*** Opening of Input data ***

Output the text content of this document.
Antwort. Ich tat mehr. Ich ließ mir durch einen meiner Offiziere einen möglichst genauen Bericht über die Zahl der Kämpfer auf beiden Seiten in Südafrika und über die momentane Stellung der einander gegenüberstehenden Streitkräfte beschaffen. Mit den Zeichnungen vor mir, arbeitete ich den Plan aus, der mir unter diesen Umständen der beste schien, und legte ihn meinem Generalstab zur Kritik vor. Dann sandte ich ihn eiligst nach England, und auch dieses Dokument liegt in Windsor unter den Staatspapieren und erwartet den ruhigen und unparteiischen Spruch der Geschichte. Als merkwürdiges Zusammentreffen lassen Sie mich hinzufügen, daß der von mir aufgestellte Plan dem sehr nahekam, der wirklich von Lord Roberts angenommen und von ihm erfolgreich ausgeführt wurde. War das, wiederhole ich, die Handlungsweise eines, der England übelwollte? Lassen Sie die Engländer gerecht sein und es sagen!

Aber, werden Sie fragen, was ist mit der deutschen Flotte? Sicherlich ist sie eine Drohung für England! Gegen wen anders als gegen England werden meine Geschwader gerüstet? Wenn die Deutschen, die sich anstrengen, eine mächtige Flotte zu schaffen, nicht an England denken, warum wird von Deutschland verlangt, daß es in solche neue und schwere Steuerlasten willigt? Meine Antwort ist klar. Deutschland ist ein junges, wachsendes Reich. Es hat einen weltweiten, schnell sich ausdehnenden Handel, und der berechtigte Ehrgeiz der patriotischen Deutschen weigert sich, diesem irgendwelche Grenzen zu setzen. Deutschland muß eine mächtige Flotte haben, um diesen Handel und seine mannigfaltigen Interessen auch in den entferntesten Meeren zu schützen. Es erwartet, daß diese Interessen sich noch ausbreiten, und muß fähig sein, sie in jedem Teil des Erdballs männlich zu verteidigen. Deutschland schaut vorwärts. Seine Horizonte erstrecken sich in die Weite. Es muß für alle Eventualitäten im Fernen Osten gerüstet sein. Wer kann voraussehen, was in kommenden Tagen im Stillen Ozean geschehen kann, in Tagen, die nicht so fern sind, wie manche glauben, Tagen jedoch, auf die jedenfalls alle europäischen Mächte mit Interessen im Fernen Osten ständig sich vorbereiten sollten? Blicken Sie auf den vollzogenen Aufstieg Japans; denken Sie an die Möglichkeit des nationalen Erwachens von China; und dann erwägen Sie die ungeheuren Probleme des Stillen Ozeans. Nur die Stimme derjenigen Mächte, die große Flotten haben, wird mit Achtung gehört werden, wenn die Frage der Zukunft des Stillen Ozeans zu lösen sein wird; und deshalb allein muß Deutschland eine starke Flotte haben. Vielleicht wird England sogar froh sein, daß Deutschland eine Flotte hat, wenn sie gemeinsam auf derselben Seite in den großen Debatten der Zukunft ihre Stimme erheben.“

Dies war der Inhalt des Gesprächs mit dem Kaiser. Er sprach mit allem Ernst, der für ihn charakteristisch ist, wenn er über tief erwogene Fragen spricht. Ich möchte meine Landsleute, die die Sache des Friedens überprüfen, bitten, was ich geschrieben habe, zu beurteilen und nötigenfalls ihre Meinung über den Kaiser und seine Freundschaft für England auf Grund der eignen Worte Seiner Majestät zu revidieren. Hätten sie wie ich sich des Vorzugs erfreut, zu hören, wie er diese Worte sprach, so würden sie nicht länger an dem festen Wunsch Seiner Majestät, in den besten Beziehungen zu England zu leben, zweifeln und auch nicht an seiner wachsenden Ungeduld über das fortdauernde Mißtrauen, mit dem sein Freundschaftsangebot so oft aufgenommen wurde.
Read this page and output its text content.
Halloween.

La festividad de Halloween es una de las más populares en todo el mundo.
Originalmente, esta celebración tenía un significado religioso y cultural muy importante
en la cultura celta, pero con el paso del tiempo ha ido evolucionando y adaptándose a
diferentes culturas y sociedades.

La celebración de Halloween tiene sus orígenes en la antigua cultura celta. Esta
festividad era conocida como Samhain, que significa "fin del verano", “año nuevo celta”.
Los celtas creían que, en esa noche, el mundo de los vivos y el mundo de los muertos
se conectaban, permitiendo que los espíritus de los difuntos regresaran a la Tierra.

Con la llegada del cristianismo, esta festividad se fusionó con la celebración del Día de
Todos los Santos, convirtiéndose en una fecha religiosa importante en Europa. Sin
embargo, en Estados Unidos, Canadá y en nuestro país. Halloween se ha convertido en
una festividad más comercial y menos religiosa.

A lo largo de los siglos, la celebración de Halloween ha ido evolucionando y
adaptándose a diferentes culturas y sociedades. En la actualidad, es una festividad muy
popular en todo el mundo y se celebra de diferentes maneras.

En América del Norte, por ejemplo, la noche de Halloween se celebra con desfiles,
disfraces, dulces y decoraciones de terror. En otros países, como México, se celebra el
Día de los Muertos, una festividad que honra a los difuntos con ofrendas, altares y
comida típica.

*** Close of Input data ***
*** Opening of Input data ***

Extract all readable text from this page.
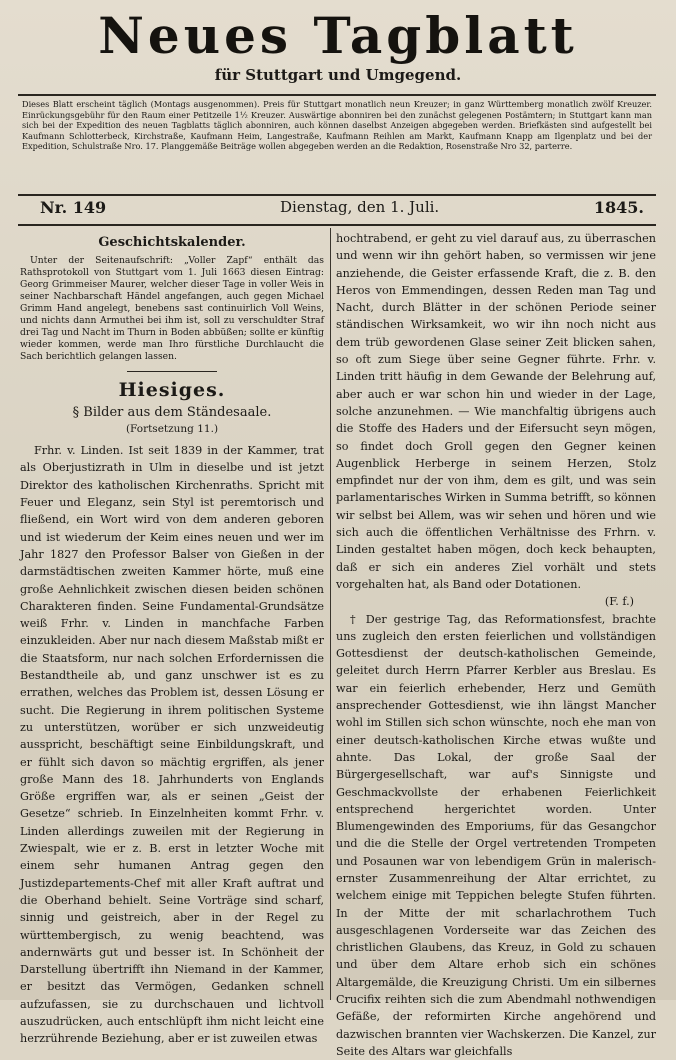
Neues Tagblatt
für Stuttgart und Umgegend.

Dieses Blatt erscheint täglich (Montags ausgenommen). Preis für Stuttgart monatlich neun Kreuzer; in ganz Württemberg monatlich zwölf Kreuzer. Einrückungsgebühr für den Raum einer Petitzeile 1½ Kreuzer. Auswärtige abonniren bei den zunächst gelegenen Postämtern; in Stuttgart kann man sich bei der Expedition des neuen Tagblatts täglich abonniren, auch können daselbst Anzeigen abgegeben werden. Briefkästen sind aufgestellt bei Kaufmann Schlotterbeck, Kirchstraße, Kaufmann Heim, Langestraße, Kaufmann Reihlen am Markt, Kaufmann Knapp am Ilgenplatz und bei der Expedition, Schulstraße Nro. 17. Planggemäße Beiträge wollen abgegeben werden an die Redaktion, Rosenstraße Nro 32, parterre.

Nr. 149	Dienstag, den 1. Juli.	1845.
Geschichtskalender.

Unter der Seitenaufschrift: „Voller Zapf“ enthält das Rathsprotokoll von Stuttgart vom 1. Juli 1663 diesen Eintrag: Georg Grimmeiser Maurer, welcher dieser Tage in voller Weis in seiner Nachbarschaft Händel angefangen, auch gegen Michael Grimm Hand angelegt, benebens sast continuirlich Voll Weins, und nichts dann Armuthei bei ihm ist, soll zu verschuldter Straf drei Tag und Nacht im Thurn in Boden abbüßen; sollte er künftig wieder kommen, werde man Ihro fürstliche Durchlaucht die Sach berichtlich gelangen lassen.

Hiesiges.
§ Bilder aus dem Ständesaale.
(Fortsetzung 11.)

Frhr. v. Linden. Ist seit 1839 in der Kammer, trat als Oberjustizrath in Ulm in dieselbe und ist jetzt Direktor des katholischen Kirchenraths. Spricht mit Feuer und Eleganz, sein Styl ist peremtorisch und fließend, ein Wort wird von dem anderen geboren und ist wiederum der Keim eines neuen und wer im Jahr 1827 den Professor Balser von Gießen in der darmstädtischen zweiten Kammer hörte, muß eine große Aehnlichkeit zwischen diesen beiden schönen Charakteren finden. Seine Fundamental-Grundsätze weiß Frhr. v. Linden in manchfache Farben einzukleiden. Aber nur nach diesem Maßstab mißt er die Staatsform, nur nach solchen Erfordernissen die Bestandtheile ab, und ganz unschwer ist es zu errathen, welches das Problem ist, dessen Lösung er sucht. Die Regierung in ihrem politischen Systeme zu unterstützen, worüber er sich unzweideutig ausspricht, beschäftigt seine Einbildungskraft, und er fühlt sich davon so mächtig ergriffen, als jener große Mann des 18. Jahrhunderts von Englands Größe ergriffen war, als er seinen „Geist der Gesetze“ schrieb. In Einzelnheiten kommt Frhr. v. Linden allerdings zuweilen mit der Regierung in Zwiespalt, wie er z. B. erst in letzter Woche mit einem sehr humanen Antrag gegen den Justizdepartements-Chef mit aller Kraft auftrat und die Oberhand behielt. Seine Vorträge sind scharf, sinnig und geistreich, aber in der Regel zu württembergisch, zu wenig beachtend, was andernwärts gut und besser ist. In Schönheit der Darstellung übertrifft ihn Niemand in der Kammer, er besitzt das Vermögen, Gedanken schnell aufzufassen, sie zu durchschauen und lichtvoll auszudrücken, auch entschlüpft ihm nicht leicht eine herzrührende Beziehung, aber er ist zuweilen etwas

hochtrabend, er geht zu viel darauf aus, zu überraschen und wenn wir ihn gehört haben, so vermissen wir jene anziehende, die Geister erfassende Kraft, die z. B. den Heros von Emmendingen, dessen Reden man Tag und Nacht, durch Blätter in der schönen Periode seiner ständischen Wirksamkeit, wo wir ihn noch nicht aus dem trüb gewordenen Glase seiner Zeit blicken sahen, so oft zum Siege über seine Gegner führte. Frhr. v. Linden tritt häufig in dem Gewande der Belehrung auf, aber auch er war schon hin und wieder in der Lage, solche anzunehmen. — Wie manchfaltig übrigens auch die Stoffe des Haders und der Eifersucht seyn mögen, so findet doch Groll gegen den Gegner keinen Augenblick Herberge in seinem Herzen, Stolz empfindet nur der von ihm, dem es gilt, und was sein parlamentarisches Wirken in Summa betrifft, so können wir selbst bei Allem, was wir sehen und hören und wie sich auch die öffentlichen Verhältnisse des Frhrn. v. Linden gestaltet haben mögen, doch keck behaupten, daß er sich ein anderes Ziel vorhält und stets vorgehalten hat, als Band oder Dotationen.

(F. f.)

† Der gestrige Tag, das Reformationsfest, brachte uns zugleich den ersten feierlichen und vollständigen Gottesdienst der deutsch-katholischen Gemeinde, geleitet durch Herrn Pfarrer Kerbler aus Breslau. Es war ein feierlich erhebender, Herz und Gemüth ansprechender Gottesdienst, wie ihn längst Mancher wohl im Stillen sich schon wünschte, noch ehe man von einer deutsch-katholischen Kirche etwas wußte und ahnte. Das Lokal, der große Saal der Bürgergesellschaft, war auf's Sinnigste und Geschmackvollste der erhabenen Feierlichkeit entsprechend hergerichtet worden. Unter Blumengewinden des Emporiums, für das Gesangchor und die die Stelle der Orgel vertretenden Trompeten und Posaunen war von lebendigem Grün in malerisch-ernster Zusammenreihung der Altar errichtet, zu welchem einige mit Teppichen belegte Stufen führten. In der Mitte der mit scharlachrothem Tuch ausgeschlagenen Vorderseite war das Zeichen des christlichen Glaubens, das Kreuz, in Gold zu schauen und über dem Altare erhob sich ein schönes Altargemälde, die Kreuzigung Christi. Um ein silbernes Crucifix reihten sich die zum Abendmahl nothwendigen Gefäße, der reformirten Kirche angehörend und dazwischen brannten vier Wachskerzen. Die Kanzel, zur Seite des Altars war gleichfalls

*** Close of Input data ***

● **What you should do**:
Pick out each line above that includes "religiosa" and show it.

● **Solution to the problem**:
Todos los Santos, convirtiéndose en una fecha religiosa importante en Europa. Sin
una festividad más comercial y menos religiosa.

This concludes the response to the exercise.